* Exercise objective *
Please list every line of the items below that contains the string "edit".

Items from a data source
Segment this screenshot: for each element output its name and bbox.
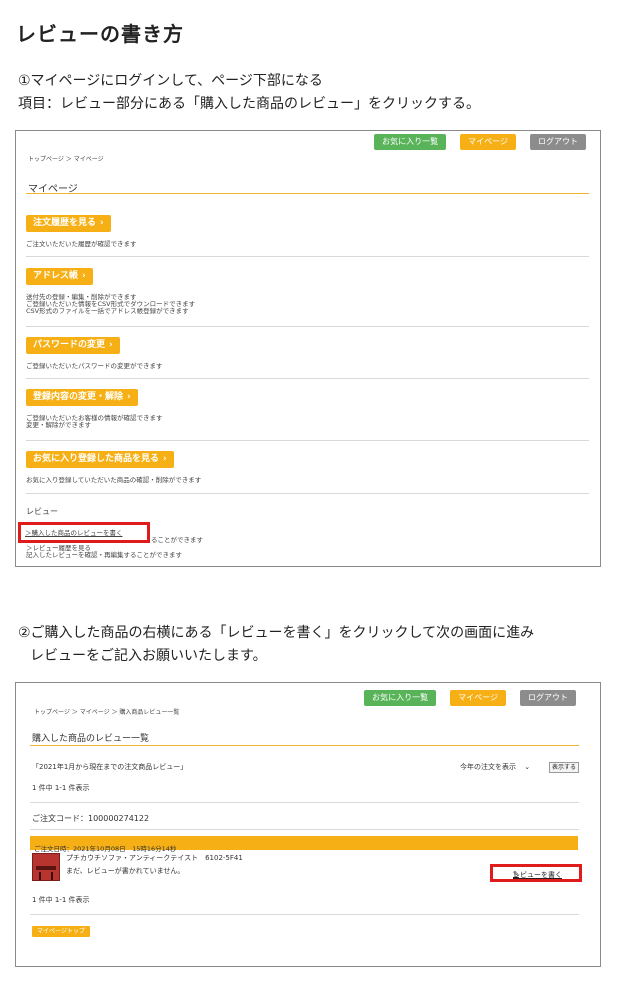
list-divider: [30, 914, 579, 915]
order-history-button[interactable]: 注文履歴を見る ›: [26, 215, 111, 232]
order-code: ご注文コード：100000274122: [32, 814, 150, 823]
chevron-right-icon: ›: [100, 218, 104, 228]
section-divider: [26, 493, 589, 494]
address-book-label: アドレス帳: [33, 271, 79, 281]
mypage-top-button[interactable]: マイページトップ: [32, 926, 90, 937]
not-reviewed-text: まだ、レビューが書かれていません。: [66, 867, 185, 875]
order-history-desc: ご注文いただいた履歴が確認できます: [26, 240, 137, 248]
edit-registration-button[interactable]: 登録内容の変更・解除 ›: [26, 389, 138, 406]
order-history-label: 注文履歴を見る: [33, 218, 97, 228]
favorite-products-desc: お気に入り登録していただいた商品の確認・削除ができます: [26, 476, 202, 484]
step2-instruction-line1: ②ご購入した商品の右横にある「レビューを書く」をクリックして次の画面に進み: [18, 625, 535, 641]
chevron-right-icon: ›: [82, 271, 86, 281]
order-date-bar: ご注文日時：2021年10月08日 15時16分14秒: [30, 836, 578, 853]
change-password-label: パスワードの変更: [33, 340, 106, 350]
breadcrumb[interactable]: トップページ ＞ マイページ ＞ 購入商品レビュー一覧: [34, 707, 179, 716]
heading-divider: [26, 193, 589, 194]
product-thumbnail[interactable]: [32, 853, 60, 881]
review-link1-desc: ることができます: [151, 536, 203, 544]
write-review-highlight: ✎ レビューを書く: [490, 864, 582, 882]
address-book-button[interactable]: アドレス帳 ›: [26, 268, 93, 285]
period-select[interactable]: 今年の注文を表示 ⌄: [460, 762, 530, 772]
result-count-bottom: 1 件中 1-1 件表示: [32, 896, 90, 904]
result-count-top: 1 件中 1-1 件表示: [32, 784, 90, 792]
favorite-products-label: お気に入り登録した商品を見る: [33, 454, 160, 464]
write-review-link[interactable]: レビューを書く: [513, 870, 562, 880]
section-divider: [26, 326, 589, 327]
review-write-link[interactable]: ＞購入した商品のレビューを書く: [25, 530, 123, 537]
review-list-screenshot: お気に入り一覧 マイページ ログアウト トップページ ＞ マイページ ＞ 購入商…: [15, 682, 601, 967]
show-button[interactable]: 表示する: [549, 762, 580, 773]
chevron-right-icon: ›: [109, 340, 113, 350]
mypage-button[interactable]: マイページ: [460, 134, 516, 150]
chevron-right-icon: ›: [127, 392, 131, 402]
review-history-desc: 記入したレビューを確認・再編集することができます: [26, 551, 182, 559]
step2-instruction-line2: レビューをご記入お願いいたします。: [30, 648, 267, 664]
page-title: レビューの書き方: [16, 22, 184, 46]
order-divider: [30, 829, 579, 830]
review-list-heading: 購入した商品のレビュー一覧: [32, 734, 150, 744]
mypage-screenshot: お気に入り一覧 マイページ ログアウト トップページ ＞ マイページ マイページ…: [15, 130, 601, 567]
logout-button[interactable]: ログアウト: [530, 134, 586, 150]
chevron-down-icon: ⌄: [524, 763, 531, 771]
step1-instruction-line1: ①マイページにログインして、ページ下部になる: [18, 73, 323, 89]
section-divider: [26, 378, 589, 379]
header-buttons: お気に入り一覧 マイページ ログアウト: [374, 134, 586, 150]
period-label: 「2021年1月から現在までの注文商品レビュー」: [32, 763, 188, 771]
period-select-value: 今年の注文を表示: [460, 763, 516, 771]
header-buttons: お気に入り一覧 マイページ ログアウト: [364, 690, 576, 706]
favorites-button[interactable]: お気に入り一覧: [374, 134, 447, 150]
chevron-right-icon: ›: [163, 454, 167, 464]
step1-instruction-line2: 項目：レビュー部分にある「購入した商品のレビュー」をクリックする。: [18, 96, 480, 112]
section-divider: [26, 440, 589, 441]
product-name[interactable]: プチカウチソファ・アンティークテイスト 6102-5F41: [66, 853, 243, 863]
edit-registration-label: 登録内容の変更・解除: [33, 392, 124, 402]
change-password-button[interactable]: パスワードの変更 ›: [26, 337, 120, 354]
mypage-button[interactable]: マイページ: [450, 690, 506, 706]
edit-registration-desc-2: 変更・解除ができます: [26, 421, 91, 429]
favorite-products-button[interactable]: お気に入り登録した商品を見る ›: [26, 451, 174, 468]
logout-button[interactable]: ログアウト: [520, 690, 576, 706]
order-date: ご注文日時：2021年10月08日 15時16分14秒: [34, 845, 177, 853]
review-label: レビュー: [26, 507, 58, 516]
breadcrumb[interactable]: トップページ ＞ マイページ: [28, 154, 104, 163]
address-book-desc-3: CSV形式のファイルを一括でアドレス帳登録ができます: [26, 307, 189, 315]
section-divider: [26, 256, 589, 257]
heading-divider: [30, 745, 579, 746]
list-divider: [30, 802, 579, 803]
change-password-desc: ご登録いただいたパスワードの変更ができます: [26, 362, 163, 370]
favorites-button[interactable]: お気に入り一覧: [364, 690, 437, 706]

* Solution *
edit-registration-button[interactable]: 登録内容の変更・解除 ›: [26, 389, 138, 406]
edit-registration-label: 登録内容の変更・解除: [33, 392, 124, 402]
edit-registration-desc-2: 変更・解除ができます: [26, 421, 91, 429]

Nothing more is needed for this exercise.